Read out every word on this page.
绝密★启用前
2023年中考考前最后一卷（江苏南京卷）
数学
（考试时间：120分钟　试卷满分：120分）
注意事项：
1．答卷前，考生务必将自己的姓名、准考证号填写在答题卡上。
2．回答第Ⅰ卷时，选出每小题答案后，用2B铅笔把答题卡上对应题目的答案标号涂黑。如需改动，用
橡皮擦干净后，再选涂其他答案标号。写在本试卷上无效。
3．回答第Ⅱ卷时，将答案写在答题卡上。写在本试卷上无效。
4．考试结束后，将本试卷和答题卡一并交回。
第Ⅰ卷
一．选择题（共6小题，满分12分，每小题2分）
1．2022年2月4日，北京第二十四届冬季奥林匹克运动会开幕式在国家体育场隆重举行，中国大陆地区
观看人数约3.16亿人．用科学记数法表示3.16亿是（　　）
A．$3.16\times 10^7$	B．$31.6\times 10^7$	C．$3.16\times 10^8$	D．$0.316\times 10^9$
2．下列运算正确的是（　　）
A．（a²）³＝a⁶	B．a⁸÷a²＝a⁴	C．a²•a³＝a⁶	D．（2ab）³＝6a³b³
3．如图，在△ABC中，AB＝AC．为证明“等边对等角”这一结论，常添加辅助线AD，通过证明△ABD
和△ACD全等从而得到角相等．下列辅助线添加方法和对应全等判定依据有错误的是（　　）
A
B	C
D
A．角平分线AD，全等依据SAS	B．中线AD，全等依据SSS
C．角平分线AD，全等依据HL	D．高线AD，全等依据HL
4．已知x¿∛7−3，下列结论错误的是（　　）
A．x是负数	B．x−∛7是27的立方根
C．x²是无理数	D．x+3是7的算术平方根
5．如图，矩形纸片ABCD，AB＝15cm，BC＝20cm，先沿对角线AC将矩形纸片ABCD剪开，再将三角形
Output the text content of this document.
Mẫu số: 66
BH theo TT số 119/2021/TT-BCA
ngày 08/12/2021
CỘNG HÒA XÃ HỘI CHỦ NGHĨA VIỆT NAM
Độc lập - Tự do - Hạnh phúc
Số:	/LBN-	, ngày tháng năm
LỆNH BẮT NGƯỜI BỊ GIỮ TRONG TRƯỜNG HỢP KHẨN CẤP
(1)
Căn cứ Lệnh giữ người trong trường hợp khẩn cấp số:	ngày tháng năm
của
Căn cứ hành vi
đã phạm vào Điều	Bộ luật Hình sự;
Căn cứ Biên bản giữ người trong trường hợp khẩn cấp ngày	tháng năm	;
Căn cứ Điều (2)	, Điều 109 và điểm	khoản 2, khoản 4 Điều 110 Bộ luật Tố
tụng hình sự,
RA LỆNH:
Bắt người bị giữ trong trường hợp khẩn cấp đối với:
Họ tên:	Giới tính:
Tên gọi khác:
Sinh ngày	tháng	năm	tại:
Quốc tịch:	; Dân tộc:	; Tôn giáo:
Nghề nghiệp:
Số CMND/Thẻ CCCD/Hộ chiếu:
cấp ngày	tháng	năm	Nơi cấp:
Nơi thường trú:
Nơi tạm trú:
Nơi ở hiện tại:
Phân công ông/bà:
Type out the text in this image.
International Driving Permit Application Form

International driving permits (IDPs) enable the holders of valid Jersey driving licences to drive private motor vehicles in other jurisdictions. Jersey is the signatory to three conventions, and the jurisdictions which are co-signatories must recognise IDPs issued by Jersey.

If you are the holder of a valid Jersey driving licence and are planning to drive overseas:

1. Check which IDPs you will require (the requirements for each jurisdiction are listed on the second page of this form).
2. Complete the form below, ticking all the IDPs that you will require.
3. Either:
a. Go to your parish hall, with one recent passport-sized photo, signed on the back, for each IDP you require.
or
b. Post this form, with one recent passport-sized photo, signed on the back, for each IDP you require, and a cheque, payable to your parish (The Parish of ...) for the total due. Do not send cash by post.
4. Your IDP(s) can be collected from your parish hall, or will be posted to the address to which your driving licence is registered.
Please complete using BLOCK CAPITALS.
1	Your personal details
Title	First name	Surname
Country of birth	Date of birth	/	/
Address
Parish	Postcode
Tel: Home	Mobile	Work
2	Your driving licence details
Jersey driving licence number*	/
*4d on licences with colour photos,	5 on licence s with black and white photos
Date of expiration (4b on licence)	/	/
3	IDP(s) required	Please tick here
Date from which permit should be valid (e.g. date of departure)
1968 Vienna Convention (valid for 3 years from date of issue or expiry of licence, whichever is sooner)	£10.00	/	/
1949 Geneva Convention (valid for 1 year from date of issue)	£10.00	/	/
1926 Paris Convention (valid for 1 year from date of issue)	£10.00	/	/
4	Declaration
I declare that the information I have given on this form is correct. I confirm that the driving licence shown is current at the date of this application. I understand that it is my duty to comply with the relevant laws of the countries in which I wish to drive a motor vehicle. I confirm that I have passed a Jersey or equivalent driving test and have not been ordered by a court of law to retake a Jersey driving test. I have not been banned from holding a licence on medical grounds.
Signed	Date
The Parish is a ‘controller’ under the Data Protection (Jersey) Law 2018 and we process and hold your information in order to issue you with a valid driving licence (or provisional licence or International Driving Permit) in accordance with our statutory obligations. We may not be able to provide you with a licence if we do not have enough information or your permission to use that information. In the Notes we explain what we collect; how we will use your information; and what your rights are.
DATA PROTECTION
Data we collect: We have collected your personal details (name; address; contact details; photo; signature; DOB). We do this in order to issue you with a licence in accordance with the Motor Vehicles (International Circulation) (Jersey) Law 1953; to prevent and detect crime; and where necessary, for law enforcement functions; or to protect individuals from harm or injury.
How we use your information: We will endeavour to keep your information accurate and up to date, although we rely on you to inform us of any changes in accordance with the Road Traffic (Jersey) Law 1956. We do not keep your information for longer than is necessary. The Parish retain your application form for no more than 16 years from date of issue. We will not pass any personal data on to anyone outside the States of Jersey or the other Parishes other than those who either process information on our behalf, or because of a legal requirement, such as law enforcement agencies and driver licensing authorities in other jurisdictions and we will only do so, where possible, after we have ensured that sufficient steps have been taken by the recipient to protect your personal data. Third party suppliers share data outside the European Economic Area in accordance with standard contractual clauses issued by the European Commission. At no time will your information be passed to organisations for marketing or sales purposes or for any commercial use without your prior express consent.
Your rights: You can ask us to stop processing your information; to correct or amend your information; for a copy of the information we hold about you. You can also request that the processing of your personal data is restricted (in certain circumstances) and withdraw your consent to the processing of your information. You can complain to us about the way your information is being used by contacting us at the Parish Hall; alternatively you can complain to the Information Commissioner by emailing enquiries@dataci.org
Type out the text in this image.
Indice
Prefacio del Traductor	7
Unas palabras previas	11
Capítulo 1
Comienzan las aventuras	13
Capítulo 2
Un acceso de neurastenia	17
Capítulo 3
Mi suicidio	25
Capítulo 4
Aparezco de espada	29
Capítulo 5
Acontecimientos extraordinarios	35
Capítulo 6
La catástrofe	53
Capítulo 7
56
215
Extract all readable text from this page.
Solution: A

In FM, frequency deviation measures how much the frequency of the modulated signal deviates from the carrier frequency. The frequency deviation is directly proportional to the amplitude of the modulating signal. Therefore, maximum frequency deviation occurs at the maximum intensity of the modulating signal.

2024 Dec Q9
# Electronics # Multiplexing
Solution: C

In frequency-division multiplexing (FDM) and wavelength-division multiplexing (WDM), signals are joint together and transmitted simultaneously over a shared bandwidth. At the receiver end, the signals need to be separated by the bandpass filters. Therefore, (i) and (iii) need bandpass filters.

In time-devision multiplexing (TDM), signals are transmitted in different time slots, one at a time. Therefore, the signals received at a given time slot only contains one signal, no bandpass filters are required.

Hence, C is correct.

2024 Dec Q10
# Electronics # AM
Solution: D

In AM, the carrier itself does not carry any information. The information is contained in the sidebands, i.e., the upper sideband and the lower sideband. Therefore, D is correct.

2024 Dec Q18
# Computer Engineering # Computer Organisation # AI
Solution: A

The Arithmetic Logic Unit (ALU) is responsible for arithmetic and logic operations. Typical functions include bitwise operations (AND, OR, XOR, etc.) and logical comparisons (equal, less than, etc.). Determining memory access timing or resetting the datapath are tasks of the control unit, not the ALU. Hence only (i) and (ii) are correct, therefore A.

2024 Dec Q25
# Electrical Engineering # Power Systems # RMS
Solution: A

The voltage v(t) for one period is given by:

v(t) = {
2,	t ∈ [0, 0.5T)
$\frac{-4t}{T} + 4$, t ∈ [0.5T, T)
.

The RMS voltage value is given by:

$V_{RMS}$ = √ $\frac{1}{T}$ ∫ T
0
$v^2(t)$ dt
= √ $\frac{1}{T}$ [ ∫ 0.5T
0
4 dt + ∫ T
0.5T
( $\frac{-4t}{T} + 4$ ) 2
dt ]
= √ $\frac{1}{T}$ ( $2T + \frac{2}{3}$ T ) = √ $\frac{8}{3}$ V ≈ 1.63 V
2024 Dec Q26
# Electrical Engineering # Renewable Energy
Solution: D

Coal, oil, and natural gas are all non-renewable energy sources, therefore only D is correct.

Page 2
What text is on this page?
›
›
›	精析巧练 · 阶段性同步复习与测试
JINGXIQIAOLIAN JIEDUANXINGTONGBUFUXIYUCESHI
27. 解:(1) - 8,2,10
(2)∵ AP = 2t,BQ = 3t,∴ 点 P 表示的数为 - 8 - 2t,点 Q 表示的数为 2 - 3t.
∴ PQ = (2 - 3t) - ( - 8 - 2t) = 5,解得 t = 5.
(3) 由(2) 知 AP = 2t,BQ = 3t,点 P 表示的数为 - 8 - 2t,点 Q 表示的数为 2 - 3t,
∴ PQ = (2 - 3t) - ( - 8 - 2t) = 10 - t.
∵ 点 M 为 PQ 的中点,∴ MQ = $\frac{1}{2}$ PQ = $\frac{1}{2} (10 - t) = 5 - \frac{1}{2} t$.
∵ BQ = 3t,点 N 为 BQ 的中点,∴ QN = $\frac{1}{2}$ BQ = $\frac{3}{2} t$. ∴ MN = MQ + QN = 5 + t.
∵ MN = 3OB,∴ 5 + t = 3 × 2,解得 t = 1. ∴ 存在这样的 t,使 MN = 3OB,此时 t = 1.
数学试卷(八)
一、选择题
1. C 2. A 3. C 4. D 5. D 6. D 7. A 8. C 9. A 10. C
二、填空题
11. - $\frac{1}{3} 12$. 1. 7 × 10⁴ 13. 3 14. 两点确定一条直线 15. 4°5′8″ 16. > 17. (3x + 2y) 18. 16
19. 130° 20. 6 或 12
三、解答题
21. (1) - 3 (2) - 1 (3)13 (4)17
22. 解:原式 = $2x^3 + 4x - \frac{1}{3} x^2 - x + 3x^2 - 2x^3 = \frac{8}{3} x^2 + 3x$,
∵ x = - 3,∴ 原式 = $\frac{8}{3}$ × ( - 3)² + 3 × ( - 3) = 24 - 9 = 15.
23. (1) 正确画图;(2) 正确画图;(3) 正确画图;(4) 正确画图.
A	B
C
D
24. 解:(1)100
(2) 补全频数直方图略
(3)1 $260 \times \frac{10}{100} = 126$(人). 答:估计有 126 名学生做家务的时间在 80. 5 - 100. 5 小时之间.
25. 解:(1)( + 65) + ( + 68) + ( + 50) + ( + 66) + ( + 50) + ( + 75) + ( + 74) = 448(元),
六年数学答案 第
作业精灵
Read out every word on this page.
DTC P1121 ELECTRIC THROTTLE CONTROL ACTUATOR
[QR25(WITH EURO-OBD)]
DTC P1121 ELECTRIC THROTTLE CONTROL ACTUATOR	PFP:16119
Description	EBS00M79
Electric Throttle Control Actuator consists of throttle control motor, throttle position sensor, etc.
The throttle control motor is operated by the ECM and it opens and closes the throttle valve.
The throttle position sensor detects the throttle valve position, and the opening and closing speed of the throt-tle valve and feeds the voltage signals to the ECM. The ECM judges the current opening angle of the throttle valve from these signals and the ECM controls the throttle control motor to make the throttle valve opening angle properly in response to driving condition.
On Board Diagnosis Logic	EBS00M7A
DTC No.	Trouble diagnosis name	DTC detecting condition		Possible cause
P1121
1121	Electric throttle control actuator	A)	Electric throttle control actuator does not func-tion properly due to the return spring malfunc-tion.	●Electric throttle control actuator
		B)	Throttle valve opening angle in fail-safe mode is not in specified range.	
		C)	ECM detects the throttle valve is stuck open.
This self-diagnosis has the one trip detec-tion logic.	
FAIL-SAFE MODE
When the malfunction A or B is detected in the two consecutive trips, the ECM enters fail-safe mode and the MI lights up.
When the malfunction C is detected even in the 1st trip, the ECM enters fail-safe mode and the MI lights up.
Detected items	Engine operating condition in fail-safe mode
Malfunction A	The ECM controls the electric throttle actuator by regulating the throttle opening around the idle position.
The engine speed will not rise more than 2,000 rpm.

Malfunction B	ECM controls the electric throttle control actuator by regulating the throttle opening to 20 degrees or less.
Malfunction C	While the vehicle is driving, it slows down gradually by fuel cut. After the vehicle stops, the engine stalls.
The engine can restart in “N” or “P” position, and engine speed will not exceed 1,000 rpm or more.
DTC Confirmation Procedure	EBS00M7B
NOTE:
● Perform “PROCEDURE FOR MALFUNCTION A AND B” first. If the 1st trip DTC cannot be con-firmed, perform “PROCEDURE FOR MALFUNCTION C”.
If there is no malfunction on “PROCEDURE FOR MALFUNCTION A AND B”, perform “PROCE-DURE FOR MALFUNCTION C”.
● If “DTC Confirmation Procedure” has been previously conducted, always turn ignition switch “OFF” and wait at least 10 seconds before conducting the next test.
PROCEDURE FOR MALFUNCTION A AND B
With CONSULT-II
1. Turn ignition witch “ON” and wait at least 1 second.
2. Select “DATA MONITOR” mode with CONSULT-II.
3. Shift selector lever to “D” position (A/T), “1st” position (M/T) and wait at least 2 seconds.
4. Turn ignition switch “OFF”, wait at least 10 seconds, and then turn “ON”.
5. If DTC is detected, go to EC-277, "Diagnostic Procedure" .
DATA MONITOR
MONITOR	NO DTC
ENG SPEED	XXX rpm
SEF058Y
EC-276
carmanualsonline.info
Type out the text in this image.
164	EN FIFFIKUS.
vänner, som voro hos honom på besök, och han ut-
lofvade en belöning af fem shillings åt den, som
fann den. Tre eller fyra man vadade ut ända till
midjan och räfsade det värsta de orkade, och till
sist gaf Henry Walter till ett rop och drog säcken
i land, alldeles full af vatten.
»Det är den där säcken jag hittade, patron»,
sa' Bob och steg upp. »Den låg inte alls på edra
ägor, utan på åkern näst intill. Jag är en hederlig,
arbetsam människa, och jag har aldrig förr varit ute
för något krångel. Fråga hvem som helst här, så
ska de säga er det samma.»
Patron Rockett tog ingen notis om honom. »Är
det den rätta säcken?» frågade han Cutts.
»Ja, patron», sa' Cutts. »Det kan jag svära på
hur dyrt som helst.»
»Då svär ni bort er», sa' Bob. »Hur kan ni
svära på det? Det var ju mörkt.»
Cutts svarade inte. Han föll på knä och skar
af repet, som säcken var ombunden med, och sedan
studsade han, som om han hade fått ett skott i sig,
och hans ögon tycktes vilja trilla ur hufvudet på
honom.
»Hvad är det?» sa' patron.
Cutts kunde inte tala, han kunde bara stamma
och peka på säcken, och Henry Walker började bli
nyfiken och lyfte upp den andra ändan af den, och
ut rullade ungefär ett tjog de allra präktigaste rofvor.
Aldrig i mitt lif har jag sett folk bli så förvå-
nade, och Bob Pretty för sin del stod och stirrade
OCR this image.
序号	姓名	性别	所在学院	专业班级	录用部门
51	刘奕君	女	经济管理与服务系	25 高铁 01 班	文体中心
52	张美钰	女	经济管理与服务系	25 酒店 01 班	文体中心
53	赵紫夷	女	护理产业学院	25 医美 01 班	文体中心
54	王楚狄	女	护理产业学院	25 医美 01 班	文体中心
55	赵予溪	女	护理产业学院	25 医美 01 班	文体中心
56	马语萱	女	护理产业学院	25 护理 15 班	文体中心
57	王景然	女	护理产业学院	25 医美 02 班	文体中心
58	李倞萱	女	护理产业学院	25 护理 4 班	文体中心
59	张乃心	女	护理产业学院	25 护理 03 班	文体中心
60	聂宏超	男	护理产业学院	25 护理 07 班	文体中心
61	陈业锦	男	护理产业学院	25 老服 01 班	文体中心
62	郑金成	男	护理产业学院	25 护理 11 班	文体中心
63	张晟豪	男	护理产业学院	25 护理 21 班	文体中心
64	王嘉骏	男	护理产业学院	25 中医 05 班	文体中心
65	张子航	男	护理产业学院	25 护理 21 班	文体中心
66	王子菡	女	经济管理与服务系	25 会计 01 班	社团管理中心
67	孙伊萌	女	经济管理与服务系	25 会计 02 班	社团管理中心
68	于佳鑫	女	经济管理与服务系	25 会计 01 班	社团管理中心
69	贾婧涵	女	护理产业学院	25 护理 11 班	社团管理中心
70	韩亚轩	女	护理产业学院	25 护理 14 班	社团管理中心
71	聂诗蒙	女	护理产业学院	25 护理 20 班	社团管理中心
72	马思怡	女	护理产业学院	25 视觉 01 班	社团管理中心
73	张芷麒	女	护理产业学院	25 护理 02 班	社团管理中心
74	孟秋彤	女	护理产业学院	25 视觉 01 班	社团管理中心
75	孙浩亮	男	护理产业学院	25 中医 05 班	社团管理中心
···
TASK REQUIREMENTS: Copy out every line from the data above that has "voltage" in it.

ANSWER FOR THIS EXERCISE:
The voltage v(t) for one period is given by:
The RMS voltage value is given by:
The throttle position sensor detects the throttle valve position, and the opening and closing speed of the throt-tle valve and feeds the voltage signals to the ECM. The ECM judges the current opening angle of the throttle valve from these signals and the ECM controls the throttle control motor to make the throttle valve opening angle properly in response to driving condition.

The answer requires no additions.